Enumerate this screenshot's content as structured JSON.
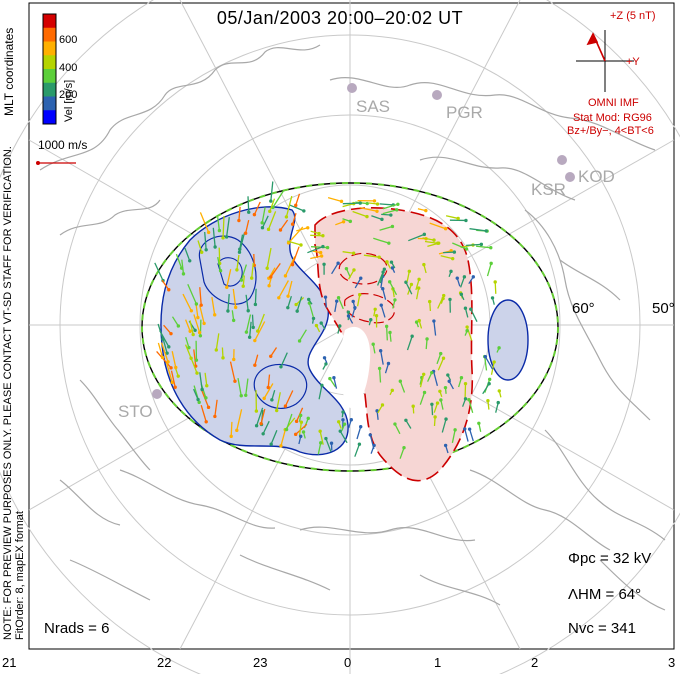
{
  "title": "05/Jan/2003 20:00–20:02 UT",
  "coordinates_label": "MLT coordinates",
  "preview_note": "NOTE: FOR PREVIEW PURPOSES ONLY. PLEASE CONTACT VT-SD STAFF FOR VERIFICATION.",
  "fit_info": "FitOrder: 8, mapEX format",
  "colorbar": {
    "label": "Vel [m/s]",
    "ticks": [
      "600",
      "400",
      "200"
    ],
    "colors": [
      "#d40000",
      "#ff6a00",
      "#ffb000",
      "#b5d400",
      "#5ccf3a",
      "#2a9a6a",
      "#2c62b0",
      "#0000ff"
    ]
  },
  "vector_scale_label": "1000 m/s",
  "imf": {
    "label_top": "+Z (5 nT)",
    "label_right": "+Y",
    "source": "OMNI IMF",
    "model_line1": "Stat Mod: RG96",
    "model_line2": "Bz+/By−, 4<BT<6"
  },
  "stations": [
    "SAS",
    "PGR",
    "KSR",
    "KOD",
    "STO"
  ],
  "latitude_labels": [
    "60°",
    "50°"
  ],
  "stats": {
    "phi_pc": "Φpc = 32 kV",
    "lambda_hm": "ΛHM = 64°",
    "n_vc": "Nvc = 341",
    "n_rads": "Nrads = 6"
  },
  "mlt_ticks": [
    "21",
    "22",
    "23",
    "0",
    "1",
    "2",
    "3"
  ],
  "colors": {
    "negative_cell_fill": "#ccd3ea",
    "negative_contour": "#0a2aa8",
    "positive_cell_fill": "#f6d6d4",
    "positive_contour": "#cc0000",
    "coastline": "#a8a8a8",
    "grid": "#c9c9c9",
    "hm_boundary": "#66cc33"
  }
}
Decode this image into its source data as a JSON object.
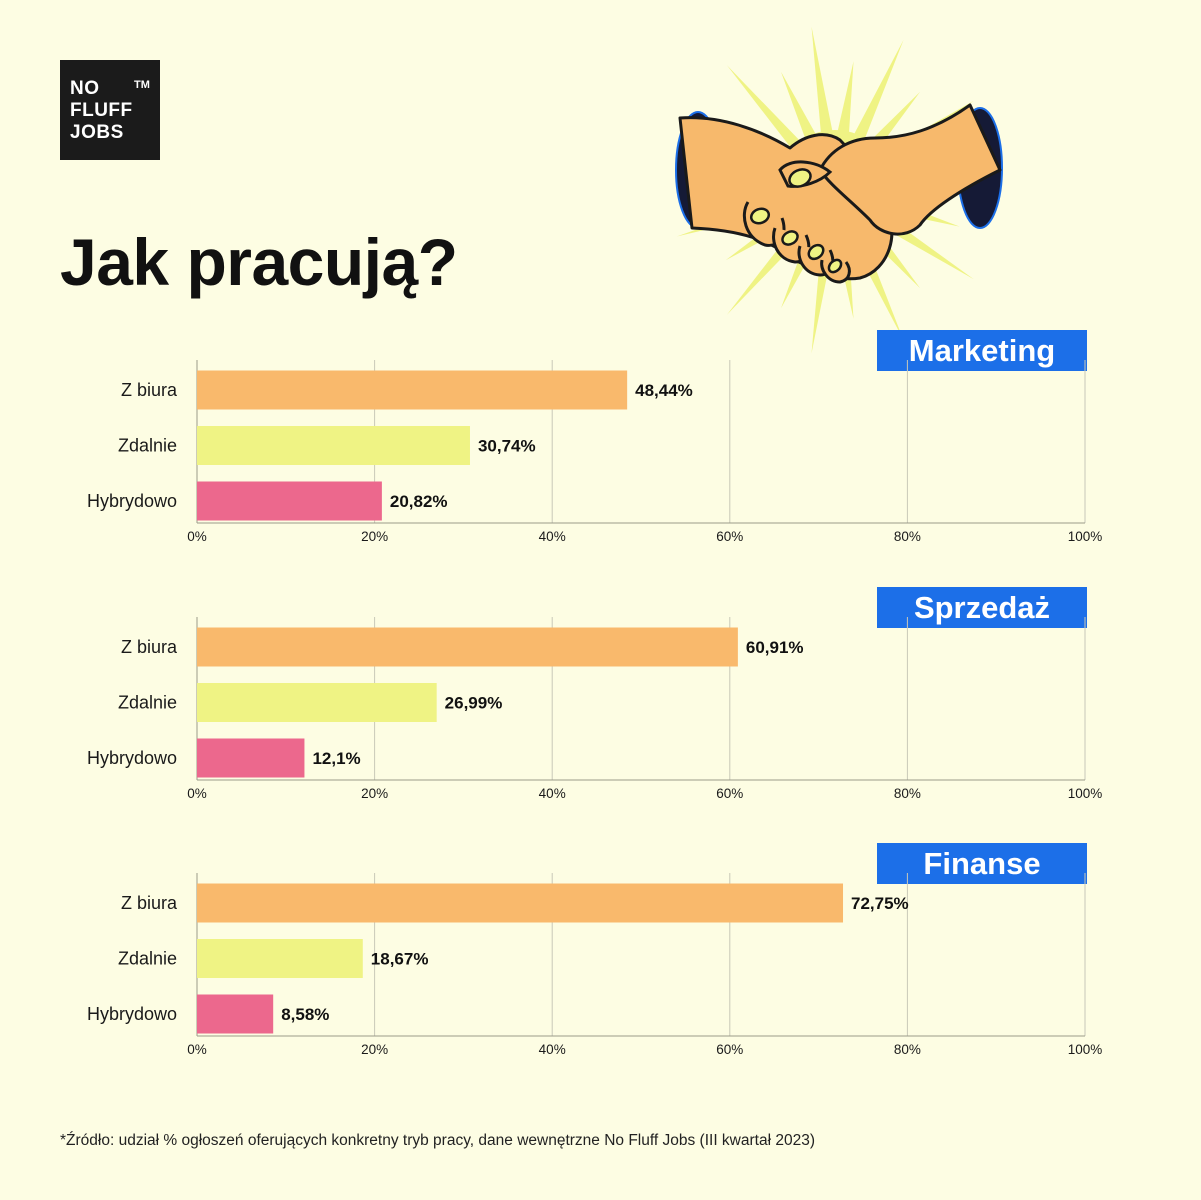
{
  "logo": {
    "lines": [
      "NO",
      "FLUFF",
      "JOBS"
    ],
    "tm": "TM"
  },
  "title": "Jak pracują?",
  "footnote": "*Źródło: udział % ogłoszeń oferujących konkretny tryb pracy, dane wewnętrzne No Fluff Jobs (III kwartał 2023)",
  "colors": {
    "background": "#fdfde3",
    "tag": "#1c6fe8",
    "z_biura": "#f9b96c",
    "zdalnie": "#eff384",
    "hybrydowo": "#ec688d"
  },
  "illustration": "handshake-icon",
  "chart_data": [
    {
      "type": "bar",
      "orientation": "horizontal",
      "title": "Marketing",
      "categories": [
        "Z biura",
        "Zdalnie",
        "Hybrydowo"
      ],
      "values": [
        48.44,
        30.74,
        20.82
      ],
      "value_labels": [
        "48,44%",
        "30,74%",
        "20,82%"
      ],
      "xlim": [
        0,
        100
      ],
      "xticks": [
        "0%",
        "20%",
        "40%",
        "60%",
        "80%",
        "100%"
      ],
      "grid": true
    },
    {
      "type": "bar",
      "orientation": "horizontal",
      "title": "Sprzedaż",
      "categories": [
        "Z biura",
        "Zdalnie",
        "Hybrydowo"
      ],
      "values": [
        60.91,
        26.99,
        12.1
      ],
      "value_labels": [
        "60,91%",
        "26,99%",
        "12,1%"
      ],
      "xlim": [
        0,
        100
      ],
      "xticks": [
        "0%",
        "20%",
        "40%",
        "60%",
        "80%",
        "100%"
      ],
      "grid": true
    },
    {
      "type": "bar",
      "orientation": "horizontal",
      "title": "Finanse",
      "categories": [
        "Z biura",
        "Zdalnie",
        "Hybrydowo"
      ],
      "values": [
        72.75,
        18.67,
        8.58
      ],
      "value_labels": [
        "72,75%",
        "18,67%",
        "8,58%"
      ],
      "xlim": [
        0,
        100
      ],
      "xticks": [
        "0%",
        "20%",
        "40%",
        "60%",
        "80%",
        "100%"
      ],
      "grid": true
    }
  ]
}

— Your goal —
Pictures stay out of the copy; please restate every record above exactly.

— Response to the task —
Enumerate this screenshot's content as structured JSON.
{
  "title": "05/Jan/2003 20:00–20:02 UT",
  "coordinates_label": "MLT coordinates",
  "preview_note": "NOTE: FOR PREVIEW PURPOSES ONLY. PLEASE CONTACT VT-SD STAFF FOR VERIFICATION.",
  "fit_info": "FitOrder: 8, mapEX format",
  "colorbar": {
    "label": "Vel [m/s]",
    "ticks": [
      "600",
      "400",
      "200"
    ],
    "colors": [
      "#d40000",
      "#ff6a00",
      "#ffb000",
      "#b5d400",
      "#5ccf3a",
      "#2a9a6a",
      "#2c62b0",
      "#0000ff"
    ]
  },
  "vector_scale_label": "1000 m/s",
  "imf": {
    "label_top": "+Z (5 nT)",
    "label_right": "+Y",
    "source": "OMNI IMF",
    "model_line1": "Stat Mod: RG96",
    "model_line2": "Bz+/By−, 4<BT<6"
  },
  "stations": [
    "SAS",
    "PGR",
    "KSR",
    "KOD",
    "STO"
  ],
  "latitude_labels": [
    "60°",
    "50°"
  ],
  "stats": {
    "phi_pc": "Φpc = 32 kV",
    "lambda_hm": "ΛHM = 64°",
    "n_vc": "Nvc = 341",
    "n_rads": "Nrads = 6"
  },
  "mlt_ticks": [
    "21",
    "22",
    "23",
    "0",
    "1",
    "2",
    "3"
  ],
  "colors": {
    "negative_cell_fill": "#ccd3ea",
    "negative_contour": "#0a2aa8",
    "positive_cell_fill": "#f6d6d4",
    "positive_contour": "#cc0000",
    "coastline": "#a8a8a8",
    "grid": "#c9c9c9",
    "hm_boundary": "#66cc33"
  }
}
Decode this image into its source data as a JSON object.
{
  "logo": {
    "lines": [
      "NO",
      "FLUFF",
      "JOBS"
    ],
    "tm": "TM"
  },
  "title": "Jak pracują?",
  "footnote": "*Źródło: udział % ogłoszeń oferujących konkretny tryb pracy, dane wewnętrzne No Fluff Jobs (III kwartał 2023)",
  "colors": {
    "background": "#fdfde3",
    "tag": "#1c6fe8",
    "z_biura": "#f9b96c",
    "zdalnie": "#eff384",
    "hybrydowo": "#ec688d"
  },
  "illustration": "handshake-icon",
  "chart_data": [
    {
      "type": "bar",
      "orientation": "horizontal",
      "title": "Marketing",
      "categories": [
        "Z biura",
        "Zdalnie",
        "Hybrydowo"
      ],
      "values": [
        48.44,
        30.74,
        20.82
      ],
      "value_labels": [
        "48,44%",
        "30,74%",
        "20,82%"
      ],
      "xlim": [
        0,
        100
      ],
      "xticks": [
        "0%",
        "20%",
        "40%",
        "60%",
        "80%",
        "100%"
      ],
      "grid": true
    },
    {
      "type": "bar",
      "orientation": "horizontal",
      "title": "Sprzedaż",
      "categories": [
        "Z biura",
        "Zdalnie",
        "Hybrydowo"
      ],
      "values": [
        60.91,
        26.99,
        12.1
      ],
      "value_labels": [
        "60,91%",
        "26,99%",
        "12,1%"
      ],
      "xlim": [
        0,
        100
      ],
      "xticks": [
        "0%",
        "20%",
        "40%",
        "60%",
        "80%",
        "100%"
      ],
      "grid": true
    },
    {
      "type": "bar",
      "orientation": "horizontal",
      "title": "Finanse",
      "categories": [
        "Z biura",
        "Zdalnie",
        "Hybrydowo"
      ],
      "values": [
        72.75,
        18.67,
        8.58
      ],
      "value_labels": [
        "72,75%",
        "18,67%",
        "8,58%"
      ],
      "xlim": [
        0,
        100
      ],
      "xticks": [
        "0%",
        "20%",
        "40%",
        "60%",
        "80%",
        "100%"
      ],
      "grid": true
    }
  ]
}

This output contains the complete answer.